DOCUMENT TEXT:

_____

Day 18 – Four days to Chamonix!

Hello from France,

We are now in day 18 of Peak to Peak 2014 and have travelled over 1500km all the way from the summit of Ben Nevis completely(apart from that small part of the french shipping channel) under our own steam.  

After 17 days non-stop with no rest days, I am very happy we are both strong and fit as fiddles and heading hard for Chamonix and Mt Blanc.‎

We hope to reach Chamonix in four days time, it is 400km more fro‎m this point, but has some large hills as we cross the alps into Switzerland so we are expecting some slow and harder riding.  

A recap of the last four days:

Day 14 saw us wake after our first night sleep in France. Well my first nights sleep. Alan drunk Lucozade before he went to bed and was bouncing off the walls all night never sleeping a wink. He woke me at 4am to enquire how my sleep was. When I finally rose, it was to a crappy wet day, and put me in an immediate bad mood. In fact it was the hardest day of the whole trip for me as mentally the realisation of the next 800 – 900km more of cycling sunk in, and in the bloody rain.‎ I was determined to pump out at least 100km though to keep things moving, but all day we battled hill after hill on rough roads with headwinds and Alan called it a day at 80km in the small town of Abbyville. Alan was tired from the paddle the day before and the lack of decent distance did not make me much happier that evening so I was pumped to make up for it the next day.

_____

SHORT TASK 1:
Answer these questions about the Day 18 post:
(a) How far had the riders traveled by day 18?
(b) How much farther is Chamonix from the point reached on day 18?
(c) At what distance, and in which town, did Alan call it a day on day 14?

Annotated region listings:

_____

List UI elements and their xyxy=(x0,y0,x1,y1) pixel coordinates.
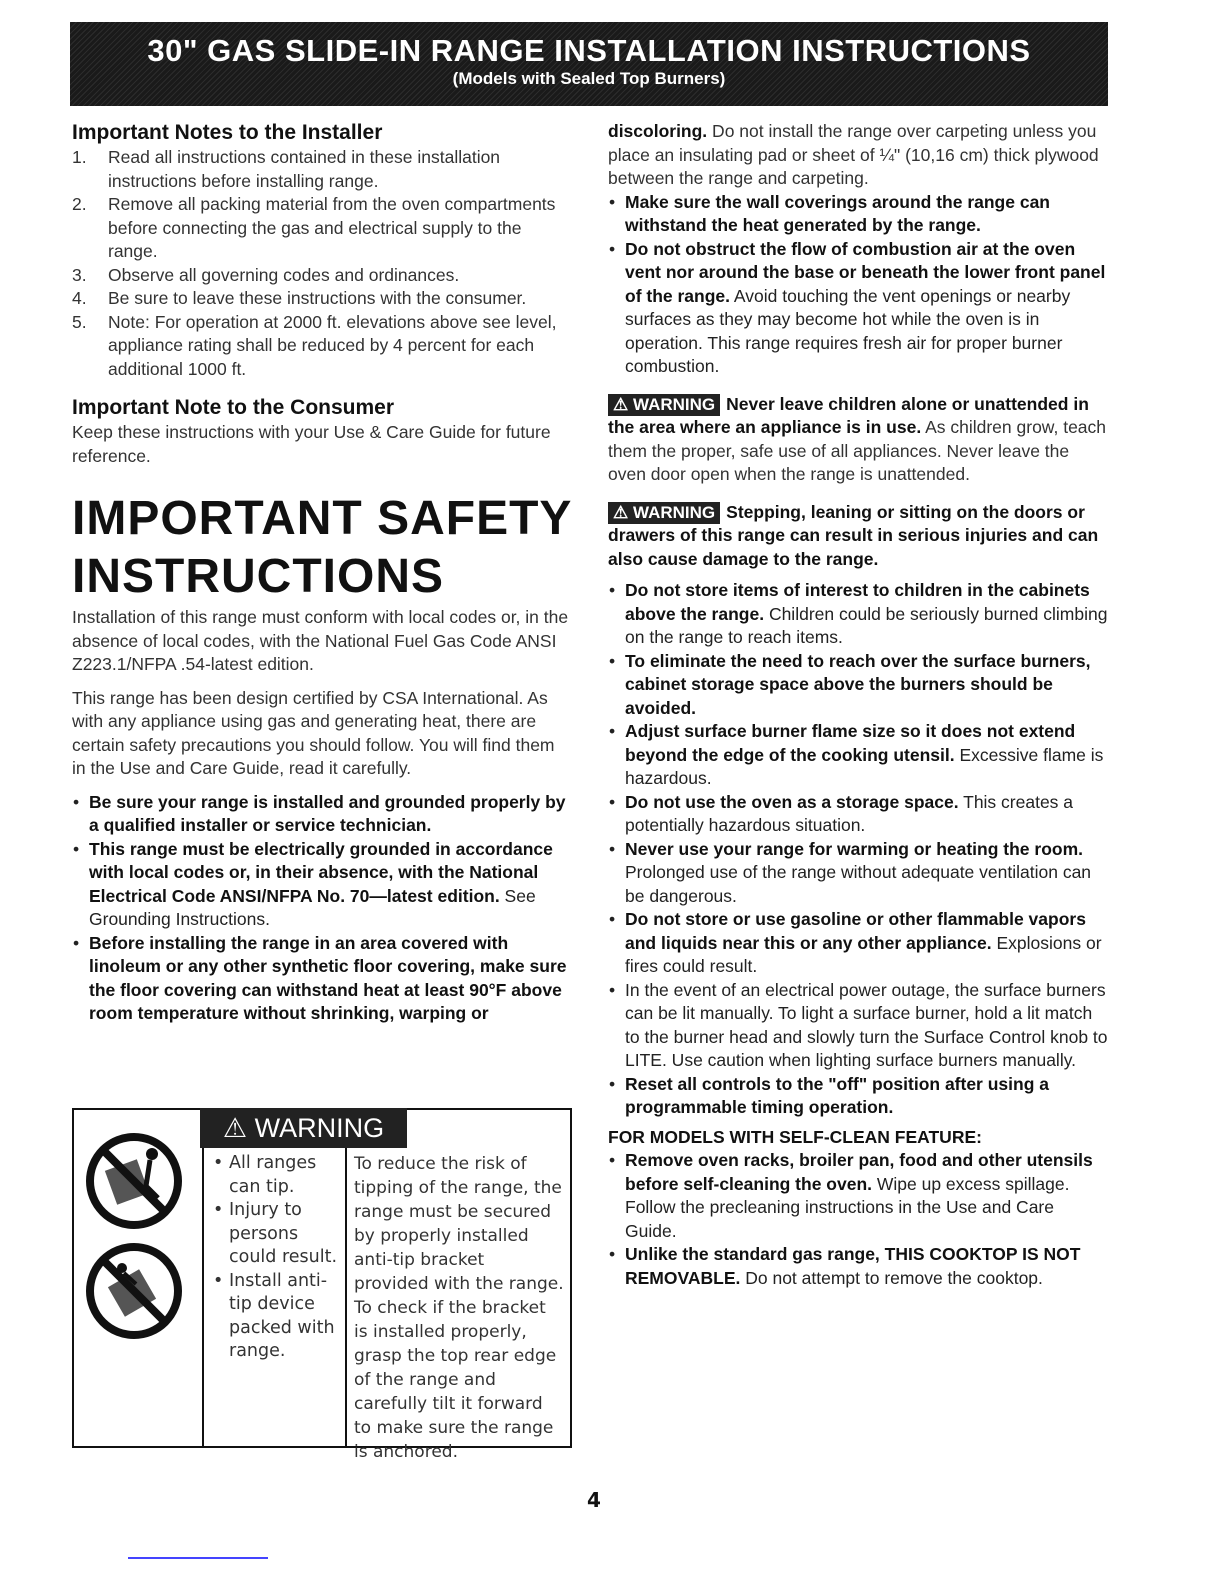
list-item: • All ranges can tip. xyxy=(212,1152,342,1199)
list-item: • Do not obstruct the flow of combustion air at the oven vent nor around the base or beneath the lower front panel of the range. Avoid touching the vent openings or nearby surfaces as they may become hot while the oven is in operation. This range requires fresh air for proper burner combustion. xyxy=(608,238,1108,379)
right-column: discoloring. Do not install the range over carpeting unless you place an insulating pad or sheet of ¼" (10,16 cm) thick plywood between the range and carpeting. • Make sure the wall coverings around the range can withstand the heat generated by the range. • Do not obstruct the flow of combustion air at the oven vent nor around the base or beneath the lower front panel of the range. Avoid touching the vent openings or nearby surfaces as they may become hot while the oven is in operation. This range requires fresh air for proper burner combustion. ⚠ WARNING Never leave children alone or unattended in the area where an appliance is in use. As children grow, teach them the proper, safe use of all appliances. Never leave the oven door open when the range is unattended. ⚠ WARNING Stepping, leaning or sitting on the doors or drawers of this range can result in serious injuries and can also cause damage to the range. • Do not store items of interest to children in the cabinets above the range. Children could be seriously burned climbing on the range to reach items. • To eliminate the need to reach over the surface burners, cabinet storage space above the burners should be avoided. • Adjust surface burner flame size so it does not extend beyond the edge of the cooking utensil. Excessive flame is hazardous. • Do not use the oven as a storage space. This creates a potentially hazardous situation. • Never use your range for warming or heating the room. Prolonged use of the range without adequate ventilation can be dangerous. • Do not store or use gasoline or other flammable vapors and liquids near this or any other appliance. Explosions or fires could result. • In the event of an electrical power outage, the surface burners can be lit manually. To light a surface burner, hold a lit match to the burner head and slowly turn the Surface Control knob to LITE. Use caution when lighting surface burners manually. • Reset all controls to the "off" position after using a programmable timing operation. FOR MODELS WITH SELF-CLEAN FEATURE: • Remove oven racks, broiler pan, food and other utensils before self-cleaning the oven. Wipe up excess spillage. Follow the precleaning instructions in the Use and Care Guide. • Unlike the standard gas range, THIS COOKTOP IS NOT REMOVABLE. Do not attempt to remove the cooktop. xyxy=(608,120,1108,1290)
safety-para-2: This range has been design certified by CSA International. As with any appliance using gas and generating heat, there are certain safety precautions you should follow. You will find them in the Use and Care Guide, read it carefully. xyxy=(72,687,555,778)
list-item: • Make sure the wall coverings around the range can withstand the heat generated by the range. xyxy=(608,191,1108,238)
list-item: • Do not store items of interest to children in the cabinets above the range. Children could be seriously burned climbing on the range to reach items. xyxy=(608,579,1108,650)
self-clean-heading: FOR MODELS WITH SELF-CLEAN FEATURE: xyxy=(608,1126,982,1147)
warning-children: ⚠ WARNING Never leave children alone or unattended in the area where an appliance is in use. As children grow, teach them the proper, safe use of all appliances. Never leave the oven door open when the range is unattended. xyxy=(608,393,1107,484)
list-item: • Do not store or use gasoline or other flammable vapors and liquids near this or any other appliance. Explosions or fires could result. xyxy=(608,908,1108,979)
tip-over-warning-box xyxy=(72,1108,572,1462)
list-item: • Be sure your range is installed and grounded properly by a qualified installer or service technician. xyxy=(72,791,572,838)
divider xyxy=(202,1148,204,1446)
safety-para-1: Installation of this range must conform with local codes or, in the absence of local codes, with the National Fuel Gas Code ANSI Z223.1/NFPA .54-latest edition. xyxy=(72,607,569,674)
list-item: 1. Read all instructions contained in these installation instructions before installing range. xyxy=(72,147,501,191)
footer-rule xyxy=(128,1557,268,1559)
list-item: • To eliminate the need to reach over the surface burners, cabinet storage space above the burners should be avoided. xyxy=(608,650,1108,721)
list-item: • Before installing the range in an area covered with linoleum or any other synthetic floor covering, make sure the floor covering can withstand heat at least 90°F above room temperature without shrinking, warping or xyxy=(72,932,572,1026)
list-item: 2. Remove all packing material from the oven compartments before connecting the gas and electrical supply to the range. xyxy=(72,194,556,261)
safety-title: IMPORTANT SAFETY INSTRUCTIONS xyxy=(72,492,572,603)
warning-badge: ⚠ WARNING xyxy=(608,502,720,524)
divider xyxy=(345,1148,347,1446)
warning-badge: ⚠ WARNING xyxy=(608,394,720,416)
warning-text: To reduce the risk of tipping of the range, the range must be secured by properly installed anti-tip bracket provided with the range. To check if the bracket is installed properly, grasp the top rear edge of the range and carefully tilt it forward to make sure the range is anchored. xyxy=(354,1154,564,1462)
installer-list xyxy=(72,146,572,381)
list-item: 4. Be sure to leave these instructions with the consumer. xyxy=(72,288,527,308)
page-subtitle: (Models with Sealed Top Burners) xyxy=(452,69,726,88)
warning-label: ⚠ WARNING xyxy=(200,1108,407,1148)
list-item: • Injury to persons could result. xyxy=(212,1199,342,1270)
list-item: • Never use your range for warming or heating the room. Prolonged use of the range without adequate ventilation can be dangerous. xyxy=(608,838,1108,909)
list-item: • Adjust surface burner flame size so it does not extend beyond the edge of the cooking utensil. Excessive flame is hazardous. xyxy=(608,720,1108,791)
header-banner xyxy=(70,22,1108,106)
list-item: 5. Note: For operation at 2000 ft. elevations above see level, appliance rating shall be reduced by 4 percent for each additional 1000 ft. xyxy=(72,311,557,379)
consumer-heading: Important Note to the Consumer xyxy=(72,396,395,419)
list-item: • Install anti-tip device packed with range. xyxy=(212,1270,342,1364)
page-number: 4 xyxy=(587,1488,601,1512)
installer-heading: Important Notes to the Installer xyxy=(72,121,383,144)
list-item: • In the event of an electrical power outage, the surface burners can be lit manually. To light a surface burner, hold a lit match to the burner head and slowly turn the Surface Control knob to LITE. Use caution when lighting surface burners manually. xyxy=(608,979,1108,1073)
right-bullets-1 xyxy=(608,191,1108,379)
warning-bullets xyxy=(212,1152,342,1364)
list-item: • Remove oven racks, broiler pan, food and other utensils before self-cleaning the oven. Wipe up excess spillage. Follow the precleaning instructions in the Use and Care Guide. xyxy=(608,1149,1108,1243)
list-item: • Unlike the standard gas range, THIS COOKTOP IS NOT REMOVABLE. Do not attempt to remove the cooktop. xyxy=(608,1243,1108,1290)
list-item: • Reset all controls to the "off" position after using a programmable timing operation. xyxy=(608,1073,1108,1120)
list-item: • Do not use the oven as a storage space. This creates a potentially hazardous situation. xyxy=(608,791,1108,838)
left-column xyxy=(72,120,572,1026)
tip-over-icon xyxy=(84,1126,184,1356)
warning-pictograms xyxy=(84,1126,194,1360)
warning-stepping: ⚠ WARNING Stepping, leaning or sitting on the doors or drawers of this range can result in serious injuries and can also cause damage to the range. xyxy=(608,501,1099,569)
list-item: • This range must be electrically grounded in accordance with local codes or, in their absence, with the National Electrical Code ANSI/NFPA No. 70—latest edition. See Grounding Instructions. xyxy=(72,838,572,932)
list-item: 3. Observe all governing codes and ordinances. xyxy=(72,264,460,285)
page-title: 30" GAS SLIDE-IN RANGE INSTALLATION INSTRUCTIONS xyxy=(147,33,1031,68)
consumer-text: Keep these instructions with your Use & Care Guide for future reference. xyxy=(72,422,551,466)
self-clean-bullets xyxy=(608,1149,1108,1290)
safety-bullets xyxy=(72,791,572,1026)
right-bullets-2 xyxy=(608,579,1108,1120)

_____

SHORT TASK 2: Please lay out, as a numbered list, the entry lines starting with the line that contains "list-item: • All" and going on through the line that contains "list-item: • Do not obstruct", leaving out any blank lines.

TASK OUTPUT 1:
(a) Over 1500 km.
(b) 400 km.
(c) At 80 km, in the small town of Abbyville.

TASK OUTPUT 2:
1. list-item: • All ranges can tip. xyxy=(212,1152,342,1199)
2. list-item: • Do not obstruct the flow of combustion air at the oven vent nor around the base or beneath the lower front panel of the range. Avoid touching the vent openings or nearby surfaces as they may become hot while the oven is in operation. This range requires fresh air for proper burner combustion. xyxy=(608,238,1108,379)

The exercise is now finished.